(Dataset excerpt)
+ + + +
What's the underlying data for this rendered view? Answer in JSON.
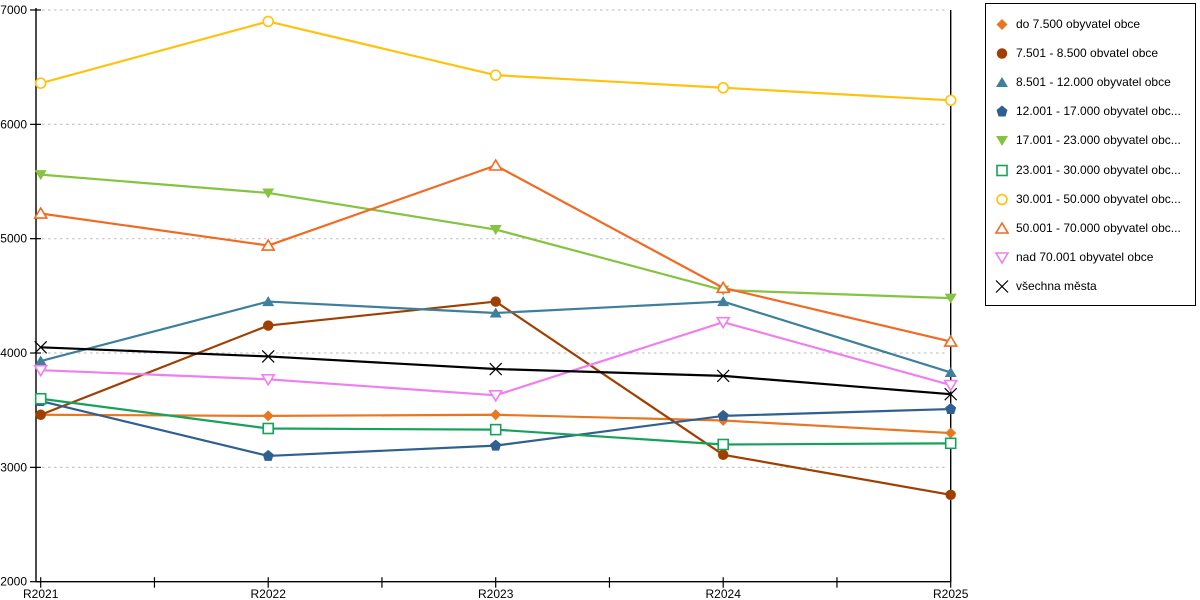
{
  "chart_data": {
    "type": "line",
    "title": "",
    "xlabel": "",
    "ylabel": "",
    "categories": [
      "R2021",
      "R2022",
      "R2023",
      "R2024",
      "R2025"
    ],
    "ylim": [
      2000,
      7000
    ],
    "ytick_step": 1000,
    "y_tick_labels": [
      "2000",
      "3000",
      "4000",
      "5000",
      "6000",
      "7000"
    ],
    "grid": "horizontal-dashed",
    "grid_color": "#c6c6c6",
    "axis_color": "#000000",
    "legend_position": "right",
    "series": [
      {
        "name": "do 7.500 obyvatel obce",
        "marker": "diamond-filled",
        "color": "#E87722",
        "values": [
          3460,
          3450,
          3460,
          3410,
          3300
        ]
      },
      {
        "name": "7.501 - 8.500 obvatel obce",
        "marker": "circle-filled",
        "color": "#A04000",
        "values": [
          3460,
          4240,
          4450,
          3110,
          2760
        ]
      },
      {
        "name": "8.501 - 12.000 obyvatel obce",
        "marker": "triangle-up-filled",
        "color": "#3D7F9D",
        "values": [
          3930,
          4450,
          4350,
          4450,
          3830
        ]
      },
      {
        "name": "12.001 - 17.000 obyvatel obc...",
        "marker": "pentagon-filled",
        "color": "#2F608F",
        "values": [
          3580,
          3100,
          3190,
          3450,
          3510
        ]
      },
      {
        "name": "17.001 - 23.000 obyvatel obc...",
        "marker": "triangle-down-filled",
        "color": "#84C441",
        "values": [
          5560,
          5400,
          5080,
          4550,
          4480
        ]
      },
      {
        "name": "23.001 - 30.000 obyvatel obc...",
        "marker": "square-hollow",
        "color": "#17A25B",
        "values": [
          3600,
          3340,
          3330,
          3200,
          3210
        ]
      },
      {
        "name": "30.001 - 50.000 obyvatel obc...",
        "marker": "circle-hollow",
        "color": "#FFC20E",
        "values": [
          6360,
          6900,
          6430,
          6320,
          6210
        ]
      },
      {
        "name": "50.001 - 70.000 obyvatel obc...",
        "marker": "triangle-up-hollow",
        "color": "#F26A21",
        "values": [
          5220,
          4940,
          5640,
          4570,
          4100
        ]
      },
      {
        "name": "nad 70.001 obyvatel obce",
        "marker": "triangle-down-hollow",
        "color": "#EF7FEF",
        "values": [
          3850,
          3770,
          3630,
          4270,
          3720
        ]
      },
      {
        "name": "všechna města",
        "marker": "x-cross",
        "color": "#000000",
        "values": [
          4050,
          3970,
          3860,
          3800,
          3640
        ]
      }
    ]
  }
}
+ + + +
■ Exercise:
Omitting all images, print the listing exactly.

■ Full response:
What's the underlying data for this rendered view? Answer in JSON.
{
  "chart_data": {
    "type": "line",
    "title": "",
    "xlabel": "",
    "ylabel": "",
    "categories": [
      "R2021",
      "R2022",
      "R2023",
      "R2024",
      "R2025"
    ],
    "ylim": [
      2000,
      7000
    ],
    "ytick_step": 1000,
    "y_tick_labels": [
      "2000",
      "3000",
      "4000",
      "5000",
      "6000",
      "7000"
    ],
    "grid": "horizontal-dashed",
    "grid_color": "#c6c6c6",
    "axis_color": "#000000",
    "legend_position": "right",
    "series": [
      {
        "name": "do 7.500 obyvatel obce",
        "marker": "diamond-filled",
        "color": "#E87722",
        "values": [
          3460,
          3450,
          3460,
          3410,
          3300
        ]
      },
      {
        "name": "7.501 - 8.500 obvatel obce",
        "marker": "circle-filled",
        "color": "#A04000",
        "values": [
          3460,
          4240,
          4450,
          3110,
          2760
        ]
      },
      {
        "name": "8.501 - 12.000 obyvatel obce",
        "marker": "triangle-up-filled",
        "color": "#3D7F9D",
        "values": [
          3930,
          4450,
          4350,
          4450,
          3830
        ]
      },
      {
        "name": "12.001 - 17.000 obyvatel obc...",
        "marker": "pentagon-filled",
        "color": "#2F608F",
        "values": [
          3580,
          3100,
          3190,
          3450,
          3510
        ]
      },
      {
        "name": "17.001 - 23.000 obyvatel obc...",
        "marker": "triangle-down-filled",
        "color": "#84C441",
        "values": [
          5560,
          5400,
          5080,
          4550,
          4480
        ]
      },
      {
        "name": "23.001 - 30.000 obyvatel obc...",
        "marker": "square-hollow",
        "color": "#17A25B",
        "values": [
          3600,
          3340,
          3330,
          3200,
          3210
        ]
      },
      {
        "name": "30.001 - 50.000 obyvatel obc...",
        "marker": "circle-hollow",
        "color": "#FFC20E",
        "values": [
          6360,
          6900,
          6430,
          6320,
          6210
        ]
      },
      {
        "name": "50.001 - 70.000 obyvatel obc...",
        "marker": "triangle-up-hollow",
        "color": "#F26A21",
        "values": [
          5220,
          4940,
          5640,
          4570,
          4100
        ]
      },
      {
        "name": "nad 70.001 obyvatel obce",
        "marker": "triangle-down-hollow",
        "color": "#EF7FEF",
        "values": [
          3850,
          3770,
          3630,
          4270,
          3720
        ]
      },
      {
        "name": "všechna města",
        "marker": "x-cross",
        "color": "#000000",
        "values": [
          4050,
          3970,
          3860,
          3800,
          3640
        ]
      }
    ]
  }
}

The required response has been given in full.